-- WHAT YOU WILL DO --
Word for word, retype every entry in the listing.

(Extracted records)
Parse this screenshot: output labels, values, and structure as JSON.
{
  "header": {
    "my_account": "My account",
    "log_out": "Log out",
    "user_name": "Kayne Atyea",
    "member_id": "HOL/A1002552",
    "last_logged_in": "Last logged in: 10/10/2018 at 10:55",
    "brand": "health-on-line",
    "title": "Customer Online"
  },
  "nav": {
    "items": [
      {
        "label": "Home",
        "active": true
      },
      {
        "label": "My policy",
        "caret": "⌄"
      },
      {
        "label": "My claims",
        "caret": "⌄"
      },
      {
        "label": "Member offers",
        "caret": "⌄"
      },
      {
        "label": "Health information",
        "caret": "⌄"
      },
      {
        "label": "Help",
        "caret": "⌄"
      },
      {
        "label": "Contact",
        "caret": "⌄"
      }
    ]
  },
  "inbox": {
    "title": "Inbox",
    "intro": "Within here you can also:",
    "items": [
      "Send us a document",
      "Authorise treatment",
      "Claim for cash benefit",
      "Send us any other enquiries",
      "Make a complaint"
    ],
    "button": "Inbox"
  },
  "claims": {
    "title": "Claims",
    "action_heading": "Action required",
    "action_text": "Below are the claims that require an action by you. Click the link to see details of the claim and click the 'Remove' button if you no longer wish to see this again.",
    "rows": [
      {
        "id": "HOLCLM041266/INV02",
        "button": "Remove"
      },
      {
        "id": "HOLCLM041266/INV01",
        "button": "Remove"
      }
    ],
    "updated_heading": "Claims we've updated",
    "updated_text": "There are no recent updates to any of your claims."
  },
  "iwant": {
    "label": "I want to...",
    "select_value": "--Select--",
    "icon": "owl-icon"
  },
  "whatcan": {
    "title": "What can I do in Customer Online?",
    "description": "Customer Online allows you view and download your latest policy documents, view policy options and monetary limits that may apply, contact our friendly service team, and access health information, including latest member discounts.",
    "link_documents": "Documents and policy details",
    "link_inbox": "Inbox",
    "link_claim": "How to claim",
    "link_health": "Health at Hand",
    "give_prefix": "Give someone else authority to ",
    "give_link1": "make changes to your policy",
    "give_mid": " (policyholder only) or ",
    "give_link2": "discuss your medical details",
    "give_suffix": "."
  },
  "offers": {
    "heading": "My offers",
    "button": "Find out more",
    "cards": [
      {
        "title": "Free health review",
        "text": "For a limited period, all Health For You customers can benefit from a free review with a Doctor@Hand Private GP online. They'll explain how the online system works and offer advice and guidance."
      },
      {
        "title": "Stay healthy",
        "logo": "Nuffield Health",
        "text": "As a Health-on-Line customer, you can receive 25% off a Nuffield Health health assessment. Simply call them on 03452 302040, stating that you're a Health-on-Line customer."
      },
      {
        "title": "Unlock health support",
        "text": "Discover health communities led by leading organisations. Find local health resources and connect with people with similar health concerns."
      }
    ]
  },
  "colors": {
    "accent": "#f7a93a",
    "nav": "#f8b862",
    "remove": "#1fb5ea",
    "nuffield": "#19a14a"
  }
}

-- SOLUTION --
Parse this screenshot: output labels, values, and structure as JSON.
{
  "header": {
    "my_account": "My account",
    "log_out": "Log out",
    "user_name": "Kayne Atyea",
    "member_id": "HOL/A1002552",
    "last_logged_in": "Last logged in: 10/10/2018 at 10:55",
    "brand": "health-on-line",
    "title": "Customer Online"
  },
  "nav": {
    "items": [
      {
        "label": "Home",
        "active": true
      },
      {
        "label": "My policy",
        "caret": "⌄"
      },
      {
        "label": "My claims",
        "caret": "⌄"
      },
      {
        "label": "Member offers",
        "caret": "⌄"
      },
      {
        "label": "Health information",
        "caret": "⌄"
      },
      {
        "label": "Help",
        "caret": "⌄"
      },
      {
        "label": "Contact",
        "caret": "⌄"
      }
    ]
  },
  "inbox": {
    "title": "Inbox",
    "intro": "Within here you can also:",
    "items": [
      "Send us a document",
      "Authorise treatment",
      "Claim for cash benefit",
      "Send us any other enquiries",
      "Make a complaint"
    ],
    "button": "Inbox"
  },
  "claims": {
    "title": "Claims",
    "action_heading": "Action required",
    "action_text": "Below are the claims that require an action by you. Click the link to see details of the claim and click the 'Remove' button if you no longer wish to see this again.",
    "rows": [
      {
        "id": "HOLCLM041266/INV02",
        "button": "Remove"
      },
      {
        "id": "HOLCLM041266/INV01",
        "button": "Remove"
      }
    ],
    "updated_heading": "Claims we've updated",
    "updated_text": "There are no recent updates to any of your claims."
  },
  "iwant": {
    "label": "I want to...",
    "select_value": "--Select--",
    "icon": "owl-icon"
  },
  "whatcan": {
    "title": "What can I do in Customer Online?",
    "description": "Customer Online allows you view and download your latest policy documents, view policy options and monetary limits that may apply, contact our friendly service team, and access health information, including latest member discounts.",
    "link_documents": "Documents and policy details",
    "link_inbox": "Inbox",
    "link_claim": "How to claim",
    "link_health": "Health at Hand",
    "give_prefix": "Give someone else authority to ",
    "give_link1": "make changes to your policy",
    "give_mid": " (policyholder only) or ",
    "give_link2": "discuss your medical details",
    "give_suffix": "."
  },
  "offers": {
    "heading": "My offers",
    "button": "Find out more",
    "cards": [
      {
        "title": "Free health review",
        "text": "For a limited period, all Health For You customers can benefit from a free review with a Doctor@Hand Private GP online. They'll explain how the online system works and offer advice and guidance."
      },
      {
        "title": "Stay healthy",
        "logo": "Nuffield Health",
        "text": "As a Health-on-Line customer, you can receive 25% off a Nuffield Health health assessment. Simply call them on 03452 302040, stating that you're a Health-on-Line customer."
      },
      {
        "title": "Unlock health support",
        "text": "Discover health communities led by leading organisations. Find local health resources and connect with people with similar health concerns."
      }
    ]
  },
  "colors": {
    "accent": "#f7a93a",
    "nav": "#f8b862",
    "remove": "#1fb5ea",
    "nuffield": "#19a14a"
  }
}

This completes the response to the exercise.